WHAT YOU WILL DO.
Produce an exact copy of all the records.
──────── RAW RECORDS ────────
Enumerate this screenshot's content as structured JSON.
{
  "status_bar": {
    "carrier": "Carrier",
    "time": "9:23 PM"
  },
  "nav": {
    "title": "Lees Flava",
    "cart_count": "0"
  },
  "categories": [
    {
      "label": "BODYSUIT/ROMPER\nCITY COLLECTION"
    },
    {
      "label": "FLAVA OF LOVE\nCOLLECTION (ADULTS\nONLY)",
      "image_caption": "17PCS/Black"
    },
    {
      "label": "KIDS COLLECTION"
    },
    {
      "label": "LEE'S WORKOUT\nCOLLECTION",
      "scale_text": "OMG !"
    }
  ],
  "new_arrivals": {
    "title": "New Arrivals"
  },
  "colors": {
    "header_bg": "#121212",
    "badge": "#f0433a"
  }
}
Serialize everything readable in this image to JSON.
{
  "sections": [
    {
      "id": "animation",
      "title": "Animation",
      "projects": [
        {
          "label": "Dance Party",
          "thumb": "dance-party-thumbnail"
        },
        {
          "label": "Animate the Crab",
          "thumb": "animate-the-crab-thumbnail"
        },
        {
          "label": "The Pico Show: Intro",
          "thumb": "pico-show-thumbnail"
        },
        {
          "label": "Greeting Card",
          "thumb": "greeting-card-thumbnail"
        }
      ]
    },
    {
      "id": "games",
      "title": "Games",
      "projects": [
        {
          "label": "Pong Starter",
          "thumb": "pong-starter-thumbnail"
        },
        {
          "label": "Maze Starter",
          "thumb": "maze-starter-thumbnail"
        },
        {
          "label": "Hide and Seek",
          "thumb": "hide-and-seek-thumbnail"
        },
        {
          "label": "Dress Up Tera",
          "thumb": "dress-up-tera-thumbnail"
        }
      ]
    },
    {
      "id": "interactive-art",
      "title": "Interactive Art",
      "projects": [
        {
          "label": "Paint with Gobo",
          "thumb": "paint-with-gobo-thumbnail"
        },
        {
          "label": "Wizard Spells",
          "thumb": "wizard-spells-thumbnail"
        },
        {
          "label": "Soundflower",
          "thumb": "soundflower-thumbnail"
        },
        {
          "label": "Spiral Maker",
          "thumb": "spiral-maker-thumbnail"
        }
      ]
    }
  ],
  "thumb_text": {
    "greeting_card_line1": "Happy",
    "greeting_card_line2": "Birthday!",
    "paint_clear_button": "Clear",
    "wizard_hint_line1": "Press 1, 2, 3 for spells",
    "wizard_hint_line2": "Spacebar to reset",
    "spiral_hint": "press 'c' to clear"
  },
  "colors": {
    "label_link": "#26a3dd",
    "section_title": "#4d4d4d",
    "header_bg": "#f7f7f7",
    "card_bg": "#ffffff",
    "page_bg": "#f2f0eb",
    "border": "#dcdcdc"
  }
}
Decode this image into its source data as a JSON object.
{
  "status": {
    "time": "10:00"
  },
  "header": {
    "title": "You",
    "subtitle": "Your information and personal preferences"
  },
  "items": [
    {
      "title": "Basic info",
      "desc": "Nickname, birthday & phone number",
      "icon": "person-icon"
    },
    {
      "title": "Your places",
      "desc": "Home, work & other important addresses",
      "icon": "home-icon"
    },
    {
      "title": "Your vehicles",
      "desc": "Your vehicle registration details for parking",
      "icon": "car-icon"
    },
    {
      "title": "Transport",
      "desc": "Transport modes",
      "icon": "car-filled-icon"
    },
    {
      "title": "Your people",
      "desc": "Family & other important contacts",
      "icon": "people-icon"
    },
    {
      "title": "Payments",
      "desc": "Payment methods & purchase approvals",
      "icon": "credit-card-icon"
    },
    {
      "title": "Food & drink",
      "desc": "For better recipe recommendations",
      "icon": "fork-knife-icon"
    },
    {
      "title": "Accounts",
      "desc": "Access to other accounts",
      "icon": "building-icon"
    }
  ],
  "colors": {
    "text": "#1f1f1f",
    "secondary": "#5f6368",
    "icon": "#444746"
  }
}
────────
THE ANSWER.
Enumerate this screenshot's content as structured JSON.
{
  "status_bar": {
    "carrier": "Carrier",
    "time": "9:23 PM"
  },
  "nav": {
    "title": "Lees Flava",
    "cart_count": "0"
  },
  "categories": [
    {
      "label": "BODYSUIT/ROMPER\nCITY COLLECTION"
    },
    {
      "label": "FLAVA OF LOVE\nCOLLECTION (ADULTS\nONLY)",
      "image_caption": "17PCS/Black"
    },
    {
      "label": "KIDS COLLECTION"
    },
    {
      "label": "LEE'S WORKOUT\nCOLLECTION",
      "scale_text": "OMG !"
    }
  ],
  "new_arrivals": {
    "title": "New Arrivals"
  },
  "colors": {
    "header_bg": "#121212",
    "badge": "#f0433a"
  }
}
Serialize everything readable in this image to JSON.
{
  "sections": [
    {
      "id": "animation",
      "title": "Animation",
      "projects": [
        {
          "label": "Dance Party",
          "thumb": "dance-party-thumbnail"
        },
        {
          "label": "Animate the Crab",
          "thumb": "animate-the-crab-thumbnail"
        },
        {
          "label": "The Pico Show: Intro",
          "thumb": "pico-show-thumbnail"
        },
        {
          "label": "Greeting Card",
          "thumb": "greeting-card-thumbnail"
        }
      ]
    },
    {
      "id": "games",
      "title": "Games",
      "projects": [
        {
          "label": "Pong Starter",
          "thumb": "pong-starter-thumbnail"
        },
        {
          "label": "Maze Starter",
          "thumb": "maze-starter-thumbnail"
        },
        {
          "label": "Hide and Seek",
          "thumb": "hide-and-seek-thumbnail"
        },
        {
          "label": "Dress Up Tera",
          "thumb": "dress-up-tera-thumbnail"
        }
      ]
    },
    {
      "id": "interactive-art",
      "title": "Interactive Art",
      "projects": [
        {
          "label": "Paint with Gobo",
          "thumb": "paint-with-gobo-thumbnail"
        },
        {
          "label": "Wizard Spells",
          "thumb": "wizard-spells-thumbnail"
        },
        {
          "label": "Soundflower",
          "thumb": "soundflower-thumbnail"
        },
        {
          "label": "Spiral Maker",
          "thumb": "spiral-maker-thumbnail"
        }
      ]
    }
  ],
  "thumb_text": {
    "greeting_card_line1": "Happy",
    "greeting_card_line2": "Birthday!",
    "paint_clear_button": "Clear",
    "wizard_hint_line1": "Press 1, 2, 3 for spells",
    "wizard_hint_line2": "Spacebar to reset",
    "spiral_hint": "press 'c' to clear"
  },
  "colors": {
    "label_link": "#26a3dd",
    "section_title": "#4d4d4d",
    "header_bg": "#f7f7f7",
    "card_bg": "#ffffff",
    "page_bg": "#f2f0eb",
    "border": "#dcdcdc"
  }
}
Decode this image into its source data as a JSON object.
{
  "status": {
    "time": "10:00"
  },
  "header": {
    "title": "You",
    "subtitle": "Your information and personal preferences"
  },
  "items": [
    {
      "title": "Basic info",
      "desc": "Nickname, birthday & phone number",
      "icon": "person-icon"
    },
    {
      "title": "Your places",
      "desc": "Home, work & other important addresses",
      "icon": "home-icon"
    },
    {
      "title": "Your vehicles",
      "desc": "Your vehicle registration details for parking",
      "icon": "car-icon"
    },
    {
      "title": "Transport",
      "desc": "Transport modes",
      "icon": "car-filled-icon"
    },
    {
      "title": "Your people",
      "desc": "Family & other important contacts",
      "icon": "people-icon"
    },
    {
      "title": "Payments",
      "desc": "Payment methods & purchase approvals",
      "icon": "credit-card-icon"
    },
    {
      "title": "Food & drink",
      "desc": "For better recipe recommendations",
      "icon": "fork-knife-icon"
    },
    {
      "title": "Accounts",
      "desc": "Access to other accounts",
      "icon": "building-icon"
    }
  ],
  "colors": {
    "text": "#1f1f1f",
    "secondary": "#5f6368",
    "icon": "#444746"
  }
}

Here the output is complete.